§ **EXERCISE BRIEF**: Continue the text about planar transformers, starting after its last sentence.

§ **TEXT TO READ**:
+++++
BACKGROUND OF THE INVENTION
1. Field of the Invention
The present invention relates generally to electrical circuits and components, and more particularly but not exclusively to transformers.
2. Description of the Background Art
In a switched mode power supply (SMPS), the transformer is one of the biggest components in terms of physical size and thus limits the form factor of the power supply. Therefore, reducing the volume of the transformer allows the power supply to have higher power density.
In contrast to a conventional transformer, which has wires as windings, the windings of a planar transformer are traces on a printed circuit board (PCB). This gives the planar transformer a lower profile compared to a conventional transformer. Typically, the height of the planar transformer is proportional to the thickness of the PCB containing the windings. Reducing the number of layers of the PCB thus reduces the height of the planar transformer as well as its cost.
SUMMARY
In one embodiment, a planar transformer includes a magnetic core and a multilayer printed circuit board. A primary winding of the planar transformer is formed by winding traces on several layers of the printed circuit board. A layer of the printed circuit board that has a winding trace of the primary winding has a winding trace of another winding of the planar transformer, such as a winding trace of an auxiliary winding or a winding trace of a shield winding. The planar transformer further includes a secondary winding. The secondary winding may be a solid wire or a winding trace on a layer of the printed circuit board.
These and other features of the present invention will be readily apparent to persons of ordinary skill in the art upon reading the entirety of this disclosure, which includes the accompanying drawings and claims.
DESCRIPTION OF THE DRAWINGS
FIG. 1 shows an exploded view of a planar transformer.
FIG. 2 shows an example layer of a PCB of a planar transformer.
FIG. 3 shows a schematic diagram of an SMPS in accordance with an embodiment of the present invention.
FIG. 4 shows an exploded view of a planar transformer in accordance with an embodiment of the present invention.
FIG. 5 shows a multi-winding layer of a multilayer PCB in accordance with an embodiment of the present invention.
FIG. 6 shows a multi-winding layer of a multilayer PCB in accordance with an embodiment of the present invention.
FIG. 7 shows a comparison of widths of winding traces with different numbers of turns.
The use of the same reference label in different drawings indicates the same or like components.
DETAILED DESCRIPTION
In the present disclosure, numerous specific details are provided, such as examples of circuits, structures, components, and methods, to provide a thorough understanding of embodiments of the invention. Persons of ordinary skill in the art will recognize, however, that the invention can be practiced without one or more of the specific details. In other instances, well-known details are not shown or described to avoid obscuring aspects of the invention.
+++++
§ **GIVEN INFORMATION**:
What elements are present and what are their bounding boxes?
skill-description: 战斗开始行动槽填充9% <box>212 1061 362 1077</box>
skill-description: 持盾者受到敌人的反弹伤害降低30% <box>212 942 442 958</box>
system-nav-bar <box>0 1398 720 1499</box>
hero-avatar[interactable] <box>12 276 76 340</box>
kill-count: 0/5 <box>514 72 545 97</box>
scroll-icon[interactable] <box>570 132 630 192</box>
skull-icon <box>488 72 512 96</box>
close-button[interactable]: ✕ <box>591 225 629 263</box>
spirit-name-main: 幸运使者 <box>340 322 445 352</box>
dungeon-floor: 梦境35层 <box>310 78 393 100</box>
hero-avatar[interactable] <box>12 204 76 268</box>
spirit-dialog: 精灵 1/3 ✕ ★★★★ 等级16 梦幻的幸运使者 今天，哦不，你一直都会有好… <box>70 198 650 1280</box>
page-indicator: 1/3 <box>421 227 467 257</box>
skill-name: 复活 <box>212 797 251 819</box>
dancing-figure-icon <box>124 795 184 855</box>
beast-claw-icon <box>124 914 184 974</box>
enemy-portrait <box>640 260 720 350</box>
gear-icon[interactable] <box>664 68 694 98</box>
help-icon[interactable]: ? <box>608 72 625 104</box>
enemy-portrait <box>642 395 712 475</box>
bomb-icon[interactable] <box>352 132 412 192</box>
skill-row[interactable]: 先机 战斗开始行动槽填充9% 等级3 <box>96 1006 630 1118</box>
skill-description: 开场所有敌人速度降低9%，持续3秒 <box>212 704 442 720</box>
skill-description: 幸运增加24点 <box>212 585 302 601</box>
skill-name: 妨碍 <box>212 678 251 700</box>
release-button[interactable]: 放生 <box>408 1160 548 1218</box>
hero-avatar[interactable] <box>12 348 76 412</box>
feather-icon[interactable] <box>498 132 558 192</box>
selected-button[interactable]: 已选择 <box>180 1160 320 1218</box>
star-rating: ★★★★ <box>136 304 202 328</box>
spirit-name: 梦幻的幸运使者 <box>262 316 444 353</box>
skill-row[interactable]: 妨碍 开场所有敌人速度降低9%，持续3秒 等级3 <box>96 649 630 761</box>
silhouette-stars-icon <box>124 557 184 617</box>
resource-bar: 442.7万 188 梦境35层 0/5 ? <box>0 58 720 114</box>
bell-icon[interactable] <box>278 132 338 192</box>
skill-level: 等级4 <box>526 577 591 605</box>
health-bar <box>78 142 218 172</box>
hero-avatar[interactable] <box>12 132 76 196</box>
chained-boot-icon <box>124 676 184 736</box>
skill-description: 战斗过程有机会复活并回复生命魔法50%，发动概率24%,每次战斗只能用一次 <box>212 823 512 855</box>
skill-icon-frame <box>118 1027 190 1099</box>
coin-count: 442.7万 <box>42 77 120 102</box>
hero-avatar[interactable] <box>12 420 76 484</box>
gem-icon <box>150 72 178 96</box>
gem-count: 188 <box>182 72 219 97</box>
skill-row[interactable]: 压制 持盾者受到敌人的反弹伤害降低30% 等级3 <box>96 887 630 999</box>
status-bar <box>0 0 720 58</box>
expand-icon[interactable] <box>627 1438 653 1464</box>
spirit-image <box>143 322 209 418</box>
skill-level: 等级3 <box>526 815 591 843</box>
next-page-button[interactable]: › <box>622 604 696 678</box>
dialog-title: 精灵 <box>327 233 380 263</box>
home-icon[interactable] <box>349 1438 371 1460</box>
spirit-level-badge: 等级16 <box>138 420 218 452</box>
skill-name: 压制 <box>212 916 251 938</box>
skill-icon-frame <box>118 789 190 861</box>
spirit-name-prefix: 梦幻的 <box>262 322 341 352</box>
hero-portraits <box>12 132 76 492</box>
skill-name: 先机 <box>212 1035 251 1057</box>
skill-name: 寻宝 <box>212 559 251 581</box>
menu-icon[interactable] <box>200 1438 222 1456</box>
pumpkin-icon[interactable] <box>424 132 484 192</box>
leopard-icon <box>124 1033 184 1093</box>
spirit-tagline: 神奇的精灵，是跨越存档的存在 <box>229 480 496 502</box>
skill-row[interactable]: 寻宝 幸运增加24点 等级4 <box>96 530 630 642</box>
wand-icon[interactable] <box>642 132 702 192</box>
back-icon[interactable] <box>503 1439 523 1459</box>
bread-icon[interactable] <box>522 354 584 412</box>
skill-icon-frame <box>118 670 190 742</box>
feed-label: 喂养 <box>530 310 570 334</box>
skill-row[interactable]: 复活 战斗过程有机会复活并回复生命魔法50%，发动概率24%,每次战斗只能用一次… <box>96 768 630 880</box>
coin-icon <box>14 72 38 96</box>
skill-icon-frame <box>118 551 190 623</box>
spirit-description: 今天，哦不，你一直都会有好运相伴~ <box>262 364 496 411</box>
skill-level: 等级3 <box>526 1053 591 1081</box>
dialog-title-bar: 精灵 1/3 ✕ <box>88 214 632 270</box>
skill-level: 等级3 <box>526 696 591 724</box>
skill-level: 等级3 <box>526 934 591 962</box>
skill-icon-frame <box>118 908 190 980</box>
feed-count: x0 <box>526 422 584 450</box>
+++++
§ **RESULT OF THIS EXERCISE**:
FIG. 1 shows an exploded view of a planar transformer 100. The planar transformer 100 comprises a multilayer printed circuit board (PCB), which comprises PCB layers 101-108. The planar transformer 100 further comprises a magnetic core, which comprises an upper core 112-1 and a lower core 112-2. Each of the PCB layers 101-108 may have an opening through which a center leg of the magnetic core (see 113) may go through when the layers 101-108 are sandwiched between the upper core 112-1 and the lower core 112-2. The planar transformer 100 is a partial planar transformer in that each of its secondary windings (not shown) is a solid wire (instead of a trace on a PCB layer) that may be wound about the PCB.
FIG. 2 shows an example PCB layer 200 that may be used as a layer of a PCB of a planar transformer. The PCB layer 200 may be employed as any of the PCB layers 101-108 or any of the subsequently described PCB layers 401-408 (see FIG. 4). In the example of FIG. 2, the PCB layer 200 has a single winding trace 203. As will be more apparent below, one or more of the PCB layers 401-408 of FIG. 4 may have a plurality of winding traces.
In the example of FIG. 2, the PCB layer 200 has an outer edge 204, an inner edge 205, and an opening 206 through which a magnetic core (e.g., FIG. 1, 113; FIG. 4, 413) may protrude. The PCB layer 200 includes a spiral winding trace 203 for a winding of the planar transformer. Generally speaking, a winding trace is a continuous, electrically conductive trace on a layer of a PCB. In the example of FIG. 2, the winding trace 203 has a pattern that turns around the inner edge 205. The number of times and the direction the winding trace 203 turns around the inner edge 205 are dictated by the winding formed by the winding trace 203.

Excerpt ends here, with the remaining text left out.